** BEGIN **

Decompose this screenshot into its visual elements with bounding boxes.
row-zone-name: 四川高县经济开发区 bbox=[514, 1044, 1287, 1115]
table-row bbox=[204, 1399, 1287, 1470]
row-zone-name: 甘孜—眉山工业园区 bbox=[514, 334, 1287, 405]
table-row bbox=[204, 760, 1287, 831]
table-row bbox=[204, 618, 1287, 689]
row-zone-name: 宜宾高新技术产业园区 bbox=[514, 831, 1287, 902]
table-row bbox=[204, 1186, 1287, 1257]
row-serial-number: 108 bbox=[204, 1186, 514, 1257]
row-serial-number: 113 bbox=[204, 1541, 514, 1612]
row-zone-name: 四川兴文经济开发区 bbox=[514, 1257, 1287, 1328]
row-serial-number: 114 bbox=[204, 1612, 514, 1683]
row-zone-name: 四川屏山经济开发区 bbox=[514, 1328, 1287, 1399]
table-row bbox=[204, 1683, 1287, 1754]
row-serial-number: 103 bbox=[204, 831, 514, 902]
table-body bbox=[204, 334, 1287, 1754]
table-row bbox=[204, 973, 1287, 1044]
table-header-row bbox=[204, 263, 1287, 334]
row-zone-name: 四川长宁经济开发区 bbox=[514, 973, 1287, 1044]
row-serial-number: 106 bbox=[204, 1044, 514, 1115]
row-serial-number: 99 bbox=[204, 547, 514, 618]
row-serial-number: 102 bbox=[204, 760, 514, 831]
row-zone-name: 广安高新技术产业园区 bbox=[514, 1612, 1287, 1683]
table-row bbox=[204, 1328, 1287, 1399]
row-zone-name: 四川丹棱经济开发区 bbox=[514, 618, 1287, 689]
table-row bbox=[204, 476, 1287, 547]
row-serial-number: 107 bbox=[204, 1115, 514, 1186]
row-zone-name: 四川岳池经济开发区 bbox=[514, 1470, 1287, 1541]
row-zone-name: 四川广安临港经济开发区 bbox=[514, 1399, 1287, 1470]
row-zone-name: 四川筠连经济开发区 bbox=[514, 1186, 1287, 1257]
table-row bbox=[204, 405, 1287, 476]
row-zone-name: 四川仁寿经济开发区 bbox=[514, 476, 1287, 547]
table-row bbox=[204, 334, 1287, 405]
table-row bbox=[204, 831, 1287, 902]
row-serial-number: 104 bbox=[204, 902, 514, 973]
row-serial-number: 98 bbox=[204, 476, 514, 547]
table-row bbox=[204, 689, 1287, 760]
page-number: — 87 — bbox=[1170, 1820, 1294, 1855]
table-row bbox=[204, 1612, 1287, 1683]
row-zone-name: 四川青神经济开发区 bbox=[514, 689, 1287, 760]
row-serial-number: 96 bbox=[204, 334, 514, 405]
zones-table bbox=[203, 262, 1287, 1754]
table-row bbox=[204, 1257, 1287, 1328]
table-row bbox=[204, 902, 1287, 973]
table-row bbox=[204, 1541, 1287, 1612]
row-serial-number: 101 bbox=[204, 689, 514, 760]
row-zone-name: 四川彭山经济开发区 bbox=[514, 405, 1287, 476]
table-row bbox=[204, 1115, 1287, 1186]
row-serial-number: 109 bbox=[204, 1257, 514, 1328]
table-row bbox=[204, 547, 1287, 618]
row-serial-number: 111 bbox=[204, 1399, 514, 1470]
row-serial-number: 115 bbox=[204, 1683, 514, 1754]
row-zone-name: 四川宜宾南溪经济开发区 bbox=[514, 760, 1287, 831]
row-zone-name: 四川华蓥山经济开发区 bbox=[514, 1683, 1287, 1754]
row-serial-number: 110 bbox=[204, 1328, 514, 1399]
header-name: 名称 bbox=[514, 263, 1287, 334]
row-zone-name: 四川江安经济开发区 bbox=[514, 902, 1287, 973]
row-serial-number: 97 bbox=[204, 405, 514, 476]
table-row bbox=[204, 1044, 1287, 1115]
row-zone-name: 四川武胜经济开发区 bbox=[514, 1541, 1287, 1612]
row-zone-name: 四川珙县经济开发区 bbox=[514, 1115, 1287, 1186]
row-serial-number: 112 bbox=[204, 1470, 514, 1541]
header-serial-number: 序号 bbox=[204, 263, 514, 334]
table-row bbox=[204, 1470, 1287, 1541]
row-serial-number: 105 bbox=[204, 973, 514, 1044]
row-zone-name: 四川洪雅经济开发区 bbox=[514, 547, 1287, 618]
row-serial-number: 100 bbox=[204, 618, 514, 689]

** END **

*Objective:* Copy every row above word for word, keeping each line in its original order.

*The answer:*
Decompose this screenshot into its visual elements with bounding boxes.
row-zone-name: 四川高县经济开发区 bbox=[514, 1044, 1287, 1115]
table-row bbox=[204, 1399, 1287, 1470]
row-zone-name: 甘孜—眉山工业园区 bbox=[514, 334, 1287, 405]
table-row bbox=[204, 760, 1287, 831]
table-row bbox=[204, 618, 1287, 689]
row-zone-name: 宜宾高新技术产业园区 bbox=[514, 831, 1287, 902]
table-row bbox=[204, 1186, 1287, 1257]
row-serial-number: 108 bbox=[204, 1186, 514, 1257]
row-serial-number: 113 bbox=[204, 1541, 514, 1612]
row-zone-name: 四川兴文经济开发区 bbox=[514, 1257, 1287, 1328]
row-serial-number: 114 bbox=[204, 1612, 514, 1683]
row-zone-name: 四川屏山经济开发区 bbox=[514, 1328, 1287, 1399]
table-row bbox=[204, 1683, 1287, 1754]
row-serial-number: 103 bbox=[204, 831, 514, 902]
table-body bbox=[204, 334, 1287, 1754]
table-row bbox=[204, 973, 1287, 1044]
table-header-row bbox=[204, 263, 1287, 334]
row-zone-name: 四川长宁经济开发区 bbox=[514, 973, 1287, 1044]
row-serial-number: 106 bbox=[204, 1044, 514, 1115]
row-serial-number: 99 bbox=[204, 547, 514, 618]
row-serial-number: 102 bbox=[204, 760, 514, 831]
row-zone-name: 广安高新技术产业园区 bbox=[514, 1612, 1287, 1683]
table-row bbox=[204, 1328, 1287, 1399]
row-zone-name: 四川丹棱经济开发区 bbox=[514, 618, 1287, 689]
table-row bbox=[204, 476, 1287, 547]
row-serial-number: 107 bbox=[204, 1115, 514, 1186]
row-zone-name: 四川岳池经济开发区 bbox=[514, 1470, 1287, 1541]
row-zone-name: 四川广安临港经济开发区 bbox=[514, 1399, 1287, 1470]
row-zone-name: 四川筠连经济开发区 bbox=[514, 1186, 1287, 1257]
table-row bbox=[204, 405, 1287, 476]
row-zone-name: 四川仁寿经济开发区 bbox=[514, 476, 1287, 547]
table-row bbox=[204, 334, 1287, 405]
table-row bbox=[204, 831, 1287, 902]
row-serial-number: 104 bbox=[204, 902, 514, 973]
row-serial-number: 98 bbox=[204, 476, 514, 547]
table-row bbox=[204, 689, 1287, 760]
page-number: — 87 — bbox=[1170, 1820, 1294, 1855]
table-row bbox=[204, 1612, 1287, 1683]
row-zone-name: 四川青神经济开发区 bbox=[514, 689, 1287, 760]
row-serial-number: 96 bbox=[204, 334, 514, 405]
zones-table bbox=[203, 262, 1287, 1754]
table-row bbox=[204, 1257, 1287, 1328]
table-row bbox=[204, 902, 1287, 973]
table-row bbox=[204, 1541, 1287, 1612]
row-serial-number: 101 bbox=[204, 689, 514, 760]
row-zone-name: 四川彭山经济开发区 bbox=[514, 405, 1287, 476]
table-row bbox=[204, 1115, 1287, 1186]
row-serial-number: 109 bbox=[204, 1257, 514, 1328]
table-row bbox=[204, 547, 1287, 618]
row-serial-number: 111 bbox=[204, 1399, 514, 1470]
row-serial-number: 115 bbox=[204, 1683, 514, 1754]
row-zone-name: 四川宜宾南溪经济开发区 bbox=[514, 760, 1287, 831]
row-zone-name: 四川华蓥山经济开发区 bbox=[514, 1683, 1287, 1754]
row-serial-number: 110 bbox=[204, 1328, 514, 1399]
header-name: 名称 bbox=[514, 263, 1287, 334]
row-zone-name: 四川江安经济开发区 bbox=[514, 902, 1287, 973]
row-serial-number: 97 bbox=[204, 405, 514, 476]
table-row bbox=[204, 1044, 1287, 1115]
row-zone-name: 四川武胜经济开发区 bbox=[514, 1541, 1287, 1612]
row-zone-name: 四川珙县经济开发区 bbox=[514, 1115, 1287, 1186]
row-serial-number: 112 bbox=[204, 1470, 514, 1541]
header-serial-number: 序号 bbox=[204, 263, 514, 334]
table-row bbox=[204, 1470, 1287, 1541]
row-serial-number: 105 bbox=[204, 973, 514, 1044]
row-zone-name: 四川洪雅经济开发区 bbox=[514, 547, 1287, 618]
row-serial-number: 100 bbox=[204, 618, 514, 689]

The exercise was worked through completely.